__Transcribed page data__.
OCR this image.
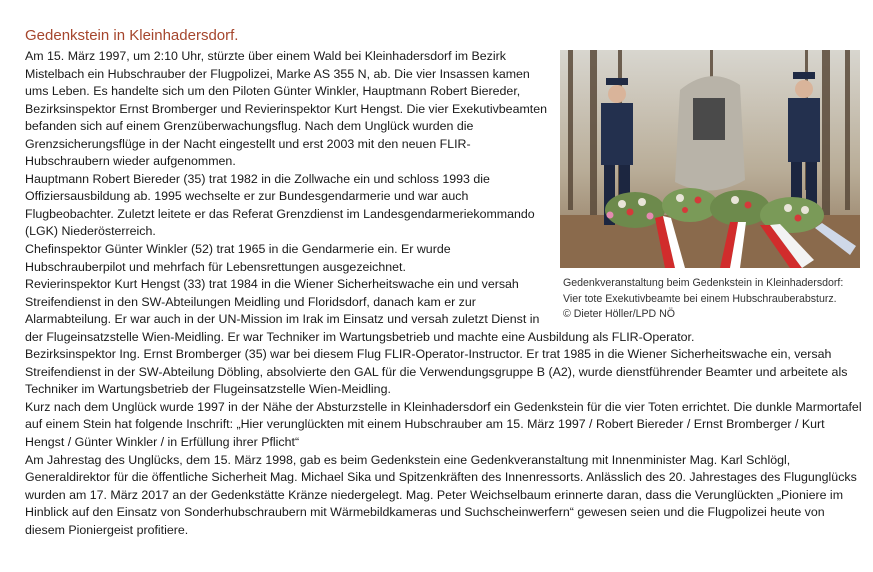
Gedenkstein in Kleinhadersdorf.
Gedenkveranstaltung beim Gedenkstein in Kleinhadersdorf:
Vier tote Exekutivbeamte bei einem Hubschrauberabsturz.
© Dieter Höller/LPD NÖ

Am 15. März 1997, um 2:10 Uhr, stürzte über einem Wald bei Kleinhadersdorf im Bezirk Mistelbach ein Hubschrauber der Flugpolizei, Marke AS 355 N, ab. Die vier Insassen kamen ums Leben. Es handelte sich um den Piloten Günter Winkler, Hauptmann Robert Biereder, Bezirksinspektor Ernst Bromberger und Revierinspektor Kurt Hengst. Die vier Exekutivbeamten befanden sich auf einem Grenzüberwachungsflug. Nach dem Unglück wurden die Grenzsicherungsflüge in der Nacht eingestellt und erst 2003 mit den neuen FLIR-Hubschraubern wieder aufgenommen.

Hauptmann Robert Biereder (35) trat 1982 in die Zollwache ein und schloss 1993 die Offiziersausbildung ab. 1995 wechselte er zur Bundesgendarmerie und war auch Flugbeobachter. Zuletzt leitete er das Referat Grenzdienst im Landesgendarmeriekommando (LGK) Niederösterreich.

Chefinspektor Günter Winkler (52) trat 1965 in die Gendarmerie ein. Er wurde Hubschrauberpilot und mehrfach für Lebensrettungen ausgezeichnet.

Revierinspektor Kurt Hengst (33) trat 1984 in die Wiener Sicherheitswache ein und versah Streifendienst in den SW-Abteilungen Meidling und Floridsdorf, danach kam er zur Alarmabteilung. Er war auch in der UN-Mission im Irak im Einsatz und versah zuletzt Dienst in der Flugeinsatzstelle Wien-Meidling. Er war Techniker im Wartungsbetrieb und machte eine Ausbildung als FLIR-Operator.

Bezirksinspektor Ing. Ernst Bromberger (35) war bei diesem Flug FLIR-Operator-Instructor. Er trat 1985 in die Wiener Sicherheitswache ein, versah Streifendienst in der SW-Abteilung Döbling, absolvierte den GAL für die Verwendungsgruppe B (A2), wurde dienstführender Beamter und arbeitete als Techniker im Wartungsbetrieb der Flugeinsatzstelle Wien-Meidling.

Kurz nach dem Unglück wurde 1997 in der Nähe der Absturzstelle in Kleinhadersdorf ein Gedenkstein für die vier Toten errichtet. Die dunkle Marmortafel auf einem Stein hat folgende Inschrift: „Hier verunglückten mit einem Hubschrauber am 15. März 1997 / Robert Biereder / Ernst Bromberger / Kurt Hengst / Günter Winkler / in Erfüllung ihrer Pflicht“

Am Jahrestag des Unglücks, dem 15. März 1998, gab es beim Gedenkstein eine Gedenkveranstaltung mit Innenminister Mag. Karl Schlögl, Generaldirektor für die öffentliche Sicherheit Mag. Michael Sika und Spitzenkräften des Innenressorts. Anlässlich des 20. Jahrestages des Flugunglücks wurden am 17. März 2017 an der Gedenkstätte Kränze niedergelegt. Mag. Peter Weichselbaum erinnerte daran, dass die Verunglückten „Pioniere im Hinblick auf den Einsatz von Sonderhubschraubern mit Wärmebildkameras und Suchscheinwerfern“ gewesen seien und die Flugpolizei heute von diesem Pioniergeist profitiere.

__Exercise goal__. What is the count of lines in the data above containing the string "auch"? Write the number and nothing else.

__Response area__. 2